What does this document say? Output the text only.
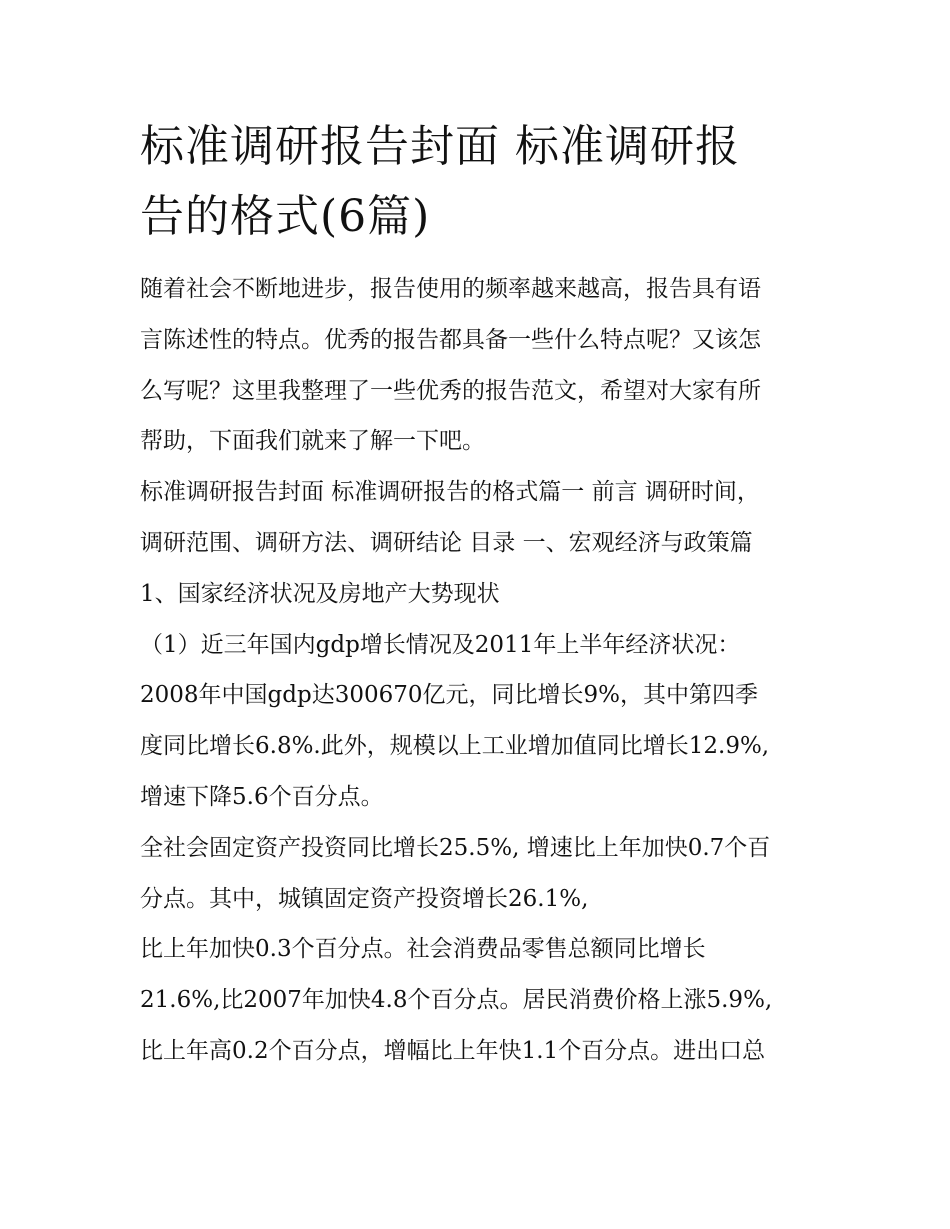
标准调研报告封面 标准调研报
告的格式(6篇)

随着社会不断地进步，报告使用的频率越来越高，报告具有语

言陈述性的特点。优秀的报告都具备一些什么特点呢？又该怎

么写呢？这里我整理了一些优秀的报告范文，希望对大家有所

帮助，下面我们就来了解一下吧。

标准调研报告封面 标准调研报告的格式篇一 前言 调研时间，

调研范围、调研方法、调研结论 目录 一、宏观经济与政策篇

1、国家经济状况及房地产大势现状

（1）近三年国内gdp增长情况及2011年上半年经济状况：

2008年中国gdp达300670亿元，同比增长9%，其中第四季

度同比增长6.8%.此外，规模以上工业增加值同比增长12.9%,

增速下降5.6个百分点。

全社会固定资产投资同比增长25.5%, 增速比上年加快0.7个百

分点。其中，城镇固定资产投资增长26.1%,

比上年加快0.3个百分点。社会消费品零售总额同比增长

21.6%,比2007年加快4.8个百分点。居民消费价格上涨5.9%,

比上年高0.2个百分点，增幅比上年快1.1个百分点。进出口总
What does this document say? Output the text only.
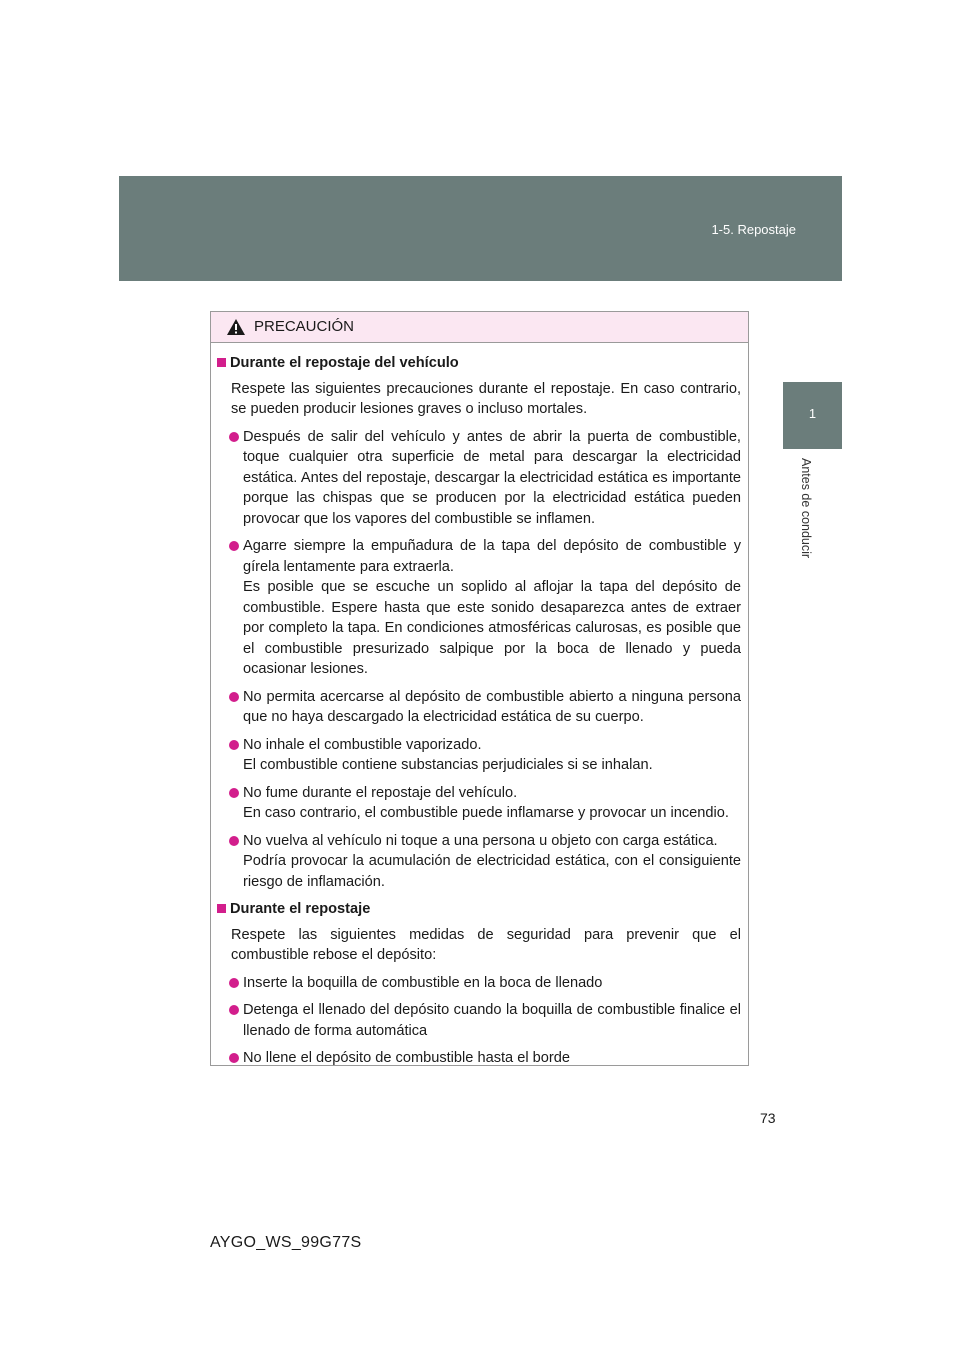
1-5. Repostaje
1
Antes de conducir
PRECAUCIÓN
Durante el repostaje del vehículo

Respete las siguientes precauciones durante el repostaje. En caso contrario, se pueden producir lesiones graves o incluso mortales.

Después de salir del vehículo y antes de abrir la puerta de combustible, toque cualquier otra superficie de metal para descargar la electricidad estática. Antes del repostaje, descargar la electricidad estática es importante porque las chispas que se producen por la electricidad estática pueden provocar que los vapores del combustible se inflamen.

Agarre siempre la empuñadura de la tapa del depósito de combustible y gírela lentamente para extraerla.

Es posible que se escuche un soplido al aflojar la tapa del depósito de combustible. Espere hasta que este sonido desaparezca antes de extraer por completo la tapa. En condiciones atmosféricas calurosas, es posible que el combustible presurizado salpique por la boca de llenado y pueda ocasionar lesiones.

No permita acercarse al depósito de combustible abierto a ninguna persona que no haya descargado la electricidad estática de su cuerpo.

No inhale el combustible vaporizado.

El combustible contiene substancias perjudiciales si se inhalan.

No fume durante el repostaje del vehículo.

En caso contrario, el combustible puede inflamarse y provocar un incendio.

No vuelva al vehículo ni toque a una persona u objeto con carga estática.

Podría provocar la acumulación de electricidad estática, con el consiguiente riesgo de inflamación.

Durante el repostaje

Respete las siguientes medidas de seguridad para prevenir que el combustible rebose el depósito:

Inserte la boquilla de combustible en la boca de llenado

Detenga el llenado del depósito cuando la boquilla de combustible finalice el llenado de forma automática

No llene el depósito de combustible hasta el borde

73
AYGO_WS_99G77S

---------------

Challenge —
Reproduce every line above as written, skipping pictures.

Task answer —
What does this document say? Output the text only.
标准调研报告封面 标准调研报
告的格式(6篇)

随着社会不断地进步，报告使用的频率越来越高，报告具有语

言陈述性的特点。优秀的报告都具备一些什么特点呢？又该怎

么写呢？这里我整理了一些优秀的报告范文，希望对大家有所

帮助，下面我们就来了解一下吧。

标准调研报告封面 标准调研报告的格式篇一 前言 调研时间，

调研范围、调研方法、调研结论 目录 一、宏观经济与政策篇

1、国家经济状况及房地产大势现状

（1）近三年国内gdp增长情况及2011年上半年经济状况：

2008年中国gdp达300670亿元，同比增长9%，其中第四季

度同比增长6.8%.此外，规模以上工业增加值同比增长12.9%,

增速下降5.6个百分点。

全社会固定资产投资同比增长25.5%, 增速比上年加快0.7个百

分点。其中，城镇固定资产投资增长26.1%,

比上年加快0.3个百分点。社会消费品零售总额同比增长

21.6%,比2007年加快4.8个百分点。居民消费价格上涨5.9%,

比上年高0.2个百分点，增幅比上年快1.1个百分点。进出口总
What does this document say? Output the text only.
1-5. Repostaje
1
Antes de conducir
PRECAUCIÓN
Durante el repostaje del vehículo

Respete las siguientes precauciones durante el repostaje. En caso contrario, se pueden producir lesiones graves o incluso mortales.

Después de salir del vehículo y antes de abrir la puerta de combustible, toque cualquier otra superficie de metal para descargar la electricidad estática. Antes del repostaje, descargar la electricidad estática es importante porque las chispas que se producen por la electricidad estática pueden provocar que los vapores del combustible se inflamen.

Agarre siempre la empuñadura de la tapa del depósito de combustible y gírela lentamente para extraerla.

Es posible que se escuche un soplido al aflojar la tapa del depósito de combustible. Espere hasta que este sonido desaparezca antes de extraer por completo la tapa. En condiciones atmosféricas calurosas, es posible que el combustible presurizado salpique por la boca de llenado y pueda ocasionar lesiones.

No permita acercarse al depósito de combustible abierto a ninguna persona que no haya descargado la electricidad estática de su cuerpo.

No inhale el combustible vaporizado.

El combustible contiene substancias perjudiciales si se inhalan.

No fume durante el repostaje del vehículo.

En caso contrario, el combustible puede inflamarse y provocar un incendio.

No vuelva al vehículo ni toque a una persona u objeto con carga estática.

Podría provocar la acumulación de electricidad estática, con el consiguiente riesgo de inflamación.

Durante el repostaje

Respete las siguientes medidas de seguridad para prevenir que el combustible rebose el depósito:

Inserte la boquilla de combustible en la boca de llenado

Detenga el llenado del depósito cuando la boquilla de combustible finalice el llenado de forma automática

No llene el depósito de combustible hasta el borde

73
AYGO_WS_99G77S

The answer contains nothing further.